Copy the lines of the listing below word for word, from its first line through the line that contains "process-row[interactable]: Diensthost: Remoteprozedura...".

Start of Available data

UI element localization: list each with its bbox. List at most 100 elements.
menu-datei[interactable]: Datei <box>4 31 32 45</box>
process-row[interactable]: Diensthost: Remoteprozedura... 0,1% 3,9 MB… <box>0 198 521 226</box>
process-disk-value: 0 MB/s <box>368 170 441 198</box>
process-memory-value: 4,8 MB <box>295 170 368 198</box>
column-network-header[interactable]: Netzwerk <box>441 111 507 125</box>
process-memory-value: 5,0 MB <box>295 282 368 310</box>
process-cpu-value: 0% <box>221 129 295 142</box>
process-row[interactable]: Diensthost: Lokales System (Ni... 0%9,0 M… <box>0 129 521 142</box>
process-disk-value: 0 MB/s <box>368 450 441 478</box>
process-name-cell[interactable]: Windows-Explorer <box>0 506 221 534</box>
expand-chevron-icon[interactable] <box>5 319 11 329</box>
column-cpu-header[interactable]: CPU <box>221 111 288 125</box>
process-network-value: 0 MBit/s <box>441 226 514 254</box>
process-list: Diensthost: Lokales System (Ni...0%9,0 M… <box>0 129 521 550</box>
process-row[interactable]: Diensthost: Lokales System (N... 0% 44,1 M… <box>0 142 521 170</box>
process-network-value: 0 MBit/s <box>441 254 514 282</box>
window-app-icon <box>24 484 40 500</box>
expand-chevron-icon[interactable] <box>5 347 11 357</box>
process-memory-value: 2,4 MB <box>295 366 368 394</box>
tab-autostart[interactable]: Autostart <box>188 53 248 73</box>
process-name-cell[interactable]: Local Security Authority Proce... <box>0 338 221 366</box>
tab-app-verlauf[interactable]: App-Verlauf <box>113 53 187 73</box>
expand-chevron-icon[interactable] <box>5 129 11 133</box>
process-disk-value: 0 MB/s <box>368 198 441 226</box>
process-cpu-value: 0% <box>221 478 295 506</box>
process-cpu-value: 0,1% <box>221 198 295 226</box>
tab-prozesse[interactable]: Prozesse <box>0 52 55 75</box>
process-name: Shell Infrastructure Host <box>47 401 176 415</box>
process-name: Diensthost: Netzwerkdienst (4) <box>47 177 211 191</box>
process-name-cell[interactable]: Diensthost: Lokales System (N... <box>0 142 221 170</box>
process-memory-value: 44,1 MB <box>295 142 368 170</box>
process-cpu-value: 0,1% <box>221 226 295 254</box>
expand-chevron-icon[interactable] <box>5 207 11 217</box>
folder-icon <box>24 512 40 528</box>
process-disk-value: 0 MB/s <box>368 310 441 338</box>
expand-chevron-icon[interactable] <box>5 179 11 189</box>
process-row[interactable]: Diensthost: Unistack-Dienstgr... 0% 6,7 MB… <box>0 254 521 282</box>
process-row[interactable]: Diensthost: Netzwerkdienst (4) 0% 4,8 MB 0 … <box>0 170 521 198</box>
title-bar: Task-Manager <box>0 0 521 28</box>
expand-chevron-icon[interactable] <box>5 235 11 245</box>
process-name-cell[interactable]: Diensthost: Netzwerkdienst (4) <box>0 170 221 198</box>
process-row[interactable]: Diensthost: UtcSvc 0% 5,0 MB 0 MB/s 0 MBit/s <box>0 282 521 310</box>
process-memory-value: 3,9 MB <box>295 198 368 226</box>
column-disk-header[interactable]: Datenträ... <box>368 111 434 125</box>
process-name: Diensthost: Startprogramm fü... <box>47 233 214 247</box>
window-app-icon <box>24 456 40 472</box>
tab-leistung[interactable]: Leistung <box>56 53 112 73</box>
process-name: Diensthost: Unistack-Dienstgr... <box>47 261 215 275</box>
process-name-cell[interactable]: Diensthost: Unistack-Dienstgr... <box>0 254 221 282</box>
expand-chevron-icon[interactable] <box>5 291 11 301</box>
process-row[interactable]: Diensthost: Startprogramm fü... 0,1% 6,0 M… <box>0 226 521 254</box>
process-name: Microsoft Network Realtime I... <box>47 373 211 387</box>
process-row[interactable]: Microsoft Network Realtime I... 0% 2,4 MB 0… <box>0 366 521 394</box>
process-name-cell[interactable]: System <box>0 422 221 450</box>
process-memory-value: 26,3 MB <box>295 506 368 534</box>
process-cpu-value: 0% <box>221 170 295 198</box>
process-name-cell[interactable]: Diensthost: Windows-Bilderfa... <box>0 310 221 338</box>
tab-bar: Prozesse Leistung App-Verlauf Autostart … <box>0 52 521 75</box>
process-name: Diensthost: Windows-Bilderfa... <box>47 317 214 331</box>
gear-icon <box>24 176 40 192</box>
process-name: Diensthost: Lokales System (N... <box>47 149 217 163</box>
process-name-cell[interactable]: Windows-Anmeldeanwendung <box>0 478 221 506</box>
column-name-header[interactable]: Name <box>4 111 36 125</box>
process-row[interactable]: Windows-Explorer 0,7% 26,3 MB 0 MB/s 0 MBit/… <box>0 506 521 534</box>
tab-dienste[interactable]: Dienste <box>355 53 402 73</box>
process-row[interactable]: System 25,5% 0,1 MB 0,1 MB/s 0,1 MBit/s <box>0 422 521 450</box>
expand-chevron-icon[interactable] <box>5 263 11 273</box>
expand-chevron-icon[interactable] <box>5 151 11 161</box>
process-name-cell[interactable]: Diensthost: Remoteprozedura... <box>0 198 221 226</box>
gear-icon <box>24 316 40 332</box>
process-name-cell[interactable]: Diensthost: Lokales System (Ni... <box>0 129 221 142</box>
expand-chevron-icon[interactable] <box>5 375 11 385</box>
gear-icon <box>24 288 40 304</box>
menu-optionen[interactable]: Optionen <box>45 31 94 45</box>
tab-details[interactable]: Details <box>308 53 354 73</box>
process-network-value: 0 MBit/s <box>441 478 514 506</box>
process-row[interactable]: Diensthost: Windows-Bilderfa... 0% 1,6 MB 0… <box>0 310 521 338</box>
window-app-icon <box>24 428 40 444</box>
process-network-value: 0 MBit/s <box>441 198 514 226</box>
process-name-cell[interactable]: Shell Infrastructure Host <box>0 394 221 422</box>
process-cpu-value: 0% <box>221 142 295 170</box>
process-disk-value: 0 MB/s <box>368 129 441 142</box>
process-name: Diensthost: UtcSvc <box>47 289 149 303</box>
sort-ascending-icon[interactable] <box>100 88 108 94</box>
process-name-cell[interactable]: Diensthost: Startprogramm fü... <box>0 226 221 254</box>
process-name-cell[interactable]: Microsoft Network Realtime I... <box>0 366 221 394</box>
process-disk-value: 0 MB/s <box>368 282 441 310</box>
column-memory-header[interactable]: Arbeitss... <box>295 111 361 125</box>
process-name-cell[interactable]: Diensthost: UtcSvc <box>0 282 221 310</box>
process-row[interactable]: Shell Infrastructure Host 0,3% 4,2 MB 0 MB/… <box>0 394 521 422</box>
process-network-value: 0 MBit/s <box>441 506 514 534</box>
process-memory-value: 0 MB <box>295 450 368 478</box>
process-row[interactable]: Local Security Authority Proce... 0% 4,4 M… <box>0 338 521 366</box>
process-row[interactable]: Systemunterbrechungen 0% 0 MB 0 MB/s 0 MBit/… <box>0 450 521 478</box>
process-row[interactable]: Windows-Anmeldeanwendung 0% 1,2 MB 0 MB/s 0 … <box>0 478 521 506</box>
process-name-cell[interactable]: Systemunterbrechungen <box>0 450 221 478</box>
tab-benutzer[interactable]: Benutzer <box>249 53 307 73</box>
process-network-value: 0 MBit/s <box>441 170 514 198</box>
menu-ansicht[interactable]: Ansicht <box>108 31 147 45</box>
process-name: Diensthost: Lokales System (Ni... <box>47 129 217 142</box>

End of Available data

— Written reply —
UI element localization: list each with its bbox. List at most 100 elements.
menu-datei[interactable]: Datei <box>4 31 32 45</box>
process-row[interactable]: Diensthost: Remoteprozedura... 0,1% 3,9 MB… <box>0 198 521 226</box>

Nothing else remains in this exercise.